Document section
◆ ◆ ◆ ◆ ◆
Yes. Though a more correct way of saying it would be "16 bit

*encodings* of pointers (where "encoding" can be some arbitrary function that "makes sense" for the application)

I don't think I will be able to squeeze down into a 16b *total* address space (TEXT+DATA) -- though I would *love* to be able to get things that small!

I am, currently, pursuing options to independently shrink the TEXT and DATA segments (of course, there are repercussions of changes to *one* on the *other*) and trying to quantify what each "optimization" is costing/gaining. E.g., trying things like Q14.9 to shave a byte here and there, etc.

I'm also looking at other functionalities that I might want to select for in processor choice to, perhaps, economize on these resources.

(typical "squeezing a balloon" exercise where there's no clear "right answer" :< )
◆ ◆ ◆ ◆ ◆
Dataset extract
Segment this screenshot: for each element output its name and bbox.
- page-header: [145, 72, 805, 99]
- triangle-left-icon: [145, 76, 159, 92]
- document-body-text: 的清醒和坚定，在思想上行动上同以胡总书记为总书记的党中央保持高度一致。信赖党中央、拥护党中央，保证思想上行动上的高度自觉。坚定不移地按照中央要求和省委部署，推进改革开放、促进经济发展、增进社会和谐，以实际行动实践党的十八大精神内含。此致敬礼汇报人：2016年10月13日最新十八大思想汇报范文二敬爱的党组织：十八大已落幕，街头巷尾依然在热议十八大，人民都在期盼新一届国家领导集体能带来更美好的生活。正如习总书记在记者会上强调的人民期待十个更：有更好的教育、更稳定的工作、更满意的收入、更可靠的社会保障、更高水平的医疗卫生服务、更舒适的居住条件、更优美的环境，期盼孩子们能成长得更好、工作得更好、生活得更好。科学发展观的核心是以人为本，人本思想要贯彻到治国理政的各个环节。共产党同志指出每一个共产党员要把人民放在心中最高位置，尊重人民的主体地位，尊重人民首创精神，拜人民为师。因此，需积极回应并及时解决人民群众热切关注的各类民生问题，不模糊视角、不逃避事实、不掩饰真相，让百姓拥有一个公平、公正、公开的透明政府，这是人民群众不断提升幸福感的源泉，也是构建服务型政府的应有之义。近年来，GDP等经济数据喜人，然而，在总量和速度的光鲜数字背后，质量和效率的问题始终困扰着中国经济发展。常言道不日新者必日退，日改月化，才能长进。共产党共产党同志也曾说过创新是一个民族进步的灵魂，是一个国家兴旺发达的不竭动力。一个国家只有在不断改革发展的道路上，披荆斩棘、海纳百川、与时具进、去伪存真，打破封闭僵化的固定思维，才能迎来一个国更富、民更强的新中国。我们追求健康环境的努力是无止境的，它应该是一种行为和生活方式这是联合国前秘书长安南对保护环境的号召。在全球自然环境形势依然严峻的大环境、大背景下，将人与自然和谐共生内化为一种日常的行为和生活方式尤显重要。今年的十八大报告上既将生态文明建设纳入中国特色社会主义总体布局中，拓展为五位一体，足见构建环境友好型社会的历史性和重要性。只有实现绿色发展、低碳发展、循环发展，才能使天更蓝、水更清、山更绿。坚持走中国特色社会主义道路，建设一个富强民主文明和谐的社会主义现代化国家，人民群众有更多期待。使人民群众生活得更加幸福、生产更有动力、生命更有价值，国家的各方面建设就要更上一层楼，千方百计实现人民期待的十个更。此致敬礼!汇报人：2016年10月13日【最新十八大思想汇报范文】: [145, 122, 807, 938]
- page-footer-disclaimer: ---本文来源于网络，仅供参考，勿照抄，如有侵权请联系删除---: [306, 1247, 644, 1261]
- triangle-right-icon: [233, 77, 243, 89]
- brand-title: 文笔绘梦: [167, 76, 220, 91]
◆ ◆ ◆ ◆ ◆
Directions
1) In the forum post, condense the paragraph that begins "I am, currently, pursuing options" into a short bulleted list that keeps its main facts.
2) According to the forum post, what total address space does the writer not expect to fit into?

Written responses
1)
- Independently shrinking the TEXT and DATA segments, though a change to one affects the other.
- Measuring what each optimization costs or gains.
- Trying approaches such as Q14.9 to save a byte here and there.

2) A 16-bit total address space covering both TEXT and DATA.